>>>

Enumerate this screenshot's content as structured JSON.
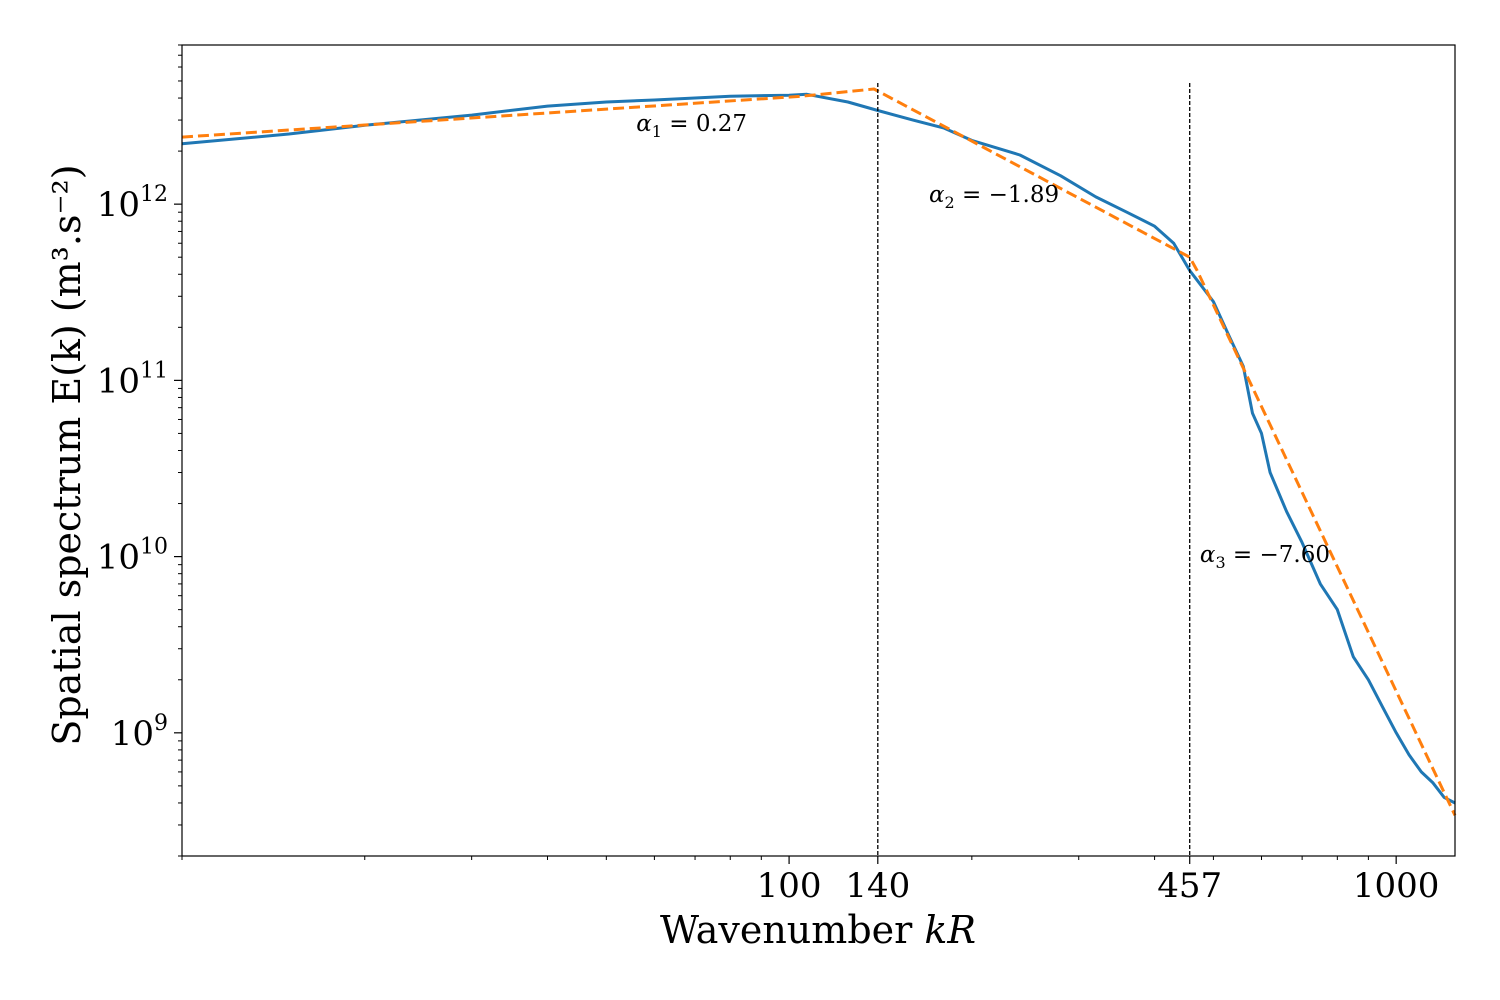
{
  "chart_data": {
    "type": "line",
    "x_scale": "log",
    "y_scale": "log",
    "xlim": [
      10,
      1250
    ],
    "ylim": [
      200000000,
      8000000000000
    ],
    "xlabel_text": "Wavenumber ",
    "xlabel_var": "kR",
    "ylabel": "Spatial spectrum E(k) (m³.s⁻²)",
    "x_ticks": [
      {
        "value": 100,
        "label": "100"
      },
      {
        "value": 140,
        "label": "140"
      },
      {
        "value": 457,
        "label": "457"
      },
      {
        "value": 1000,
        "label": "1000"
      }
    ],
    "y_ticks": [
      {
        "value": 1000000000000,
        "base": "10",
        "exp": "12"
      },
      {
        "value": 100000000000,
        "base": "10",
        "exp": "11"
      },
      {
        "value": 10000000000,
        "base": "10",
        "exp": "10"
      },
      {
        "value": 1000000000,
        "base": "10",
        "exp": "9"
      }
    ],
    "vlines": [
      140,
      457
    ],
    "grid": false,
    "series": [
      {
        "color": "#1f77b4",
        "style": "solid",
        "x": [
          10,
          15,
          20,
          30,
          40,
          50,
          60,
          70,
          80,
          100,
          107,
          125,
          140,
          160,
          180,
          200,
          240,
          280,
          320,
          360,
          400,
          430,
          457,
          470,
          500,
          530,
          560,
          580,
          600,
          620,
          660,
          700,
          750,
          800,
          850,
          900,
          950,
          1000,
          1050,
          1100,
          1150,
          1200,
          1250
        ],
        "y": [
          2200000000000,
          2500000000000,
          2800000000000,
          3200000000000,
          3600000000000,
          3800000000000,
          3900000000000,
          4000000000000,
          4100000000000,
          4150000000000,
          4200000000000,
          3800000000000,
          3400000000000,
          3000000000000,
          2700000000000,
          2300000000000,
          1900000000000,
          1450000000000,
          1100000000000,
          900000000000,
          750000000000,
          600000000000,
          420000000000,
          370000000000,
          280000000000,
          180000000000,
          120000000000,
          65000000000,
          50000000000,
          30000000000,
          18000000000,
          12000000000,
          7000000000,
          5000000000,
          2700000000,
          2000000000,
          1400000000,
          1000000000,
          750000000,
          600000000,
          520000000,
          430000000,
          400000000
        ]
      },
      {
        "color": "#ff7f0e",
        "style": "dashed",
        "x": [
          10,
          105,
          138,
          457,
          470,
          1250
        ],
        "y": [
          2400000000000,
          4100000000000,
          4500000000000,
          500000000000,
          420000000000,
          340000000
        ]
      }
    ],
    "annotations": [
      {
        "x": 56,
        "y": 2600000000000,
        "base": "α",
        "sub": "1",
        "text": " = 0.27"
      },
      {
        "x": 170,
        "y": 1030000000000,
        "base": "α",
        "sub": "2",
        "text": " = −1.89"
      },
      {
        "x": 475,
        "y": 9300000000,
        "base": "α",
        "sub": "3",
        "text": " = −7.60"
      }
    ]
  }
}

<<<
>>>

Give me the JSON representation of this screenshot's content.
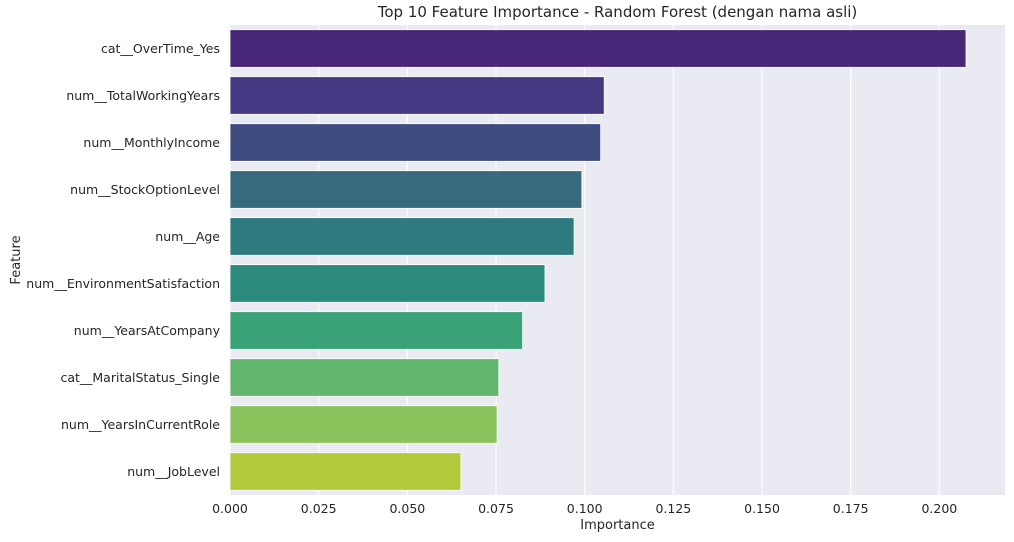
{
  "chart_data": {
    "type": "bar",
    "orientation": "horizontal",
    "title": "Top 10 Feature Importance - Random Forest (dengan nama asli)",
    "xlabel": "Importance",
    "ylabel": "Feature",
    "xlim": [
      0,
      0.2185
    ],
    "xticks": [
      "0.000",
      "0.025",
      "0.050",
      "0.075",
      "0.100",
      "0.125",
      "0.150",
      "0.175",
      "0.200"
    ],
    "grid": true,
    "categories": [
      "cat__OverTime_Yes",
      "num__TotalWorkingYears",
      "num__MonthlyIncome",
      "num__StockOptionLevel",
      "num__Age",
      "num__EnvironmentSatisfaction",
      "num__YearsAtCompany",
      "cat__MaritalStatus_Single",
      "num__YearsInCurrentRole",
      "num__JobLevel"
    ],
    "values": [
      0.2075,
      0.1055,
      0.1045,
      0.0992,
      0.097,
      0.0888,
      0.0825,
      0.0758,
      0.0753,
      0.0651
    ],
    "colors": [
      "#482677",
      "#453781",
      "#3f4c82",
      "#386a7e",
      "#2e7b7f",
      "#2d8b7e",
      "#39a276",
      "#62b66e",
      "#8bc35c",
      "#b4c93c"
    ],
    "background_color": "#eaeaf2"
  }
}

<<<

» **What is expected**: Reproduce each line of the material containing the word "screenshot".

» **Worked solution**:
Enumerate this screenshot's content as structured JSON.
Give me the JSON representation of this screenshot's content.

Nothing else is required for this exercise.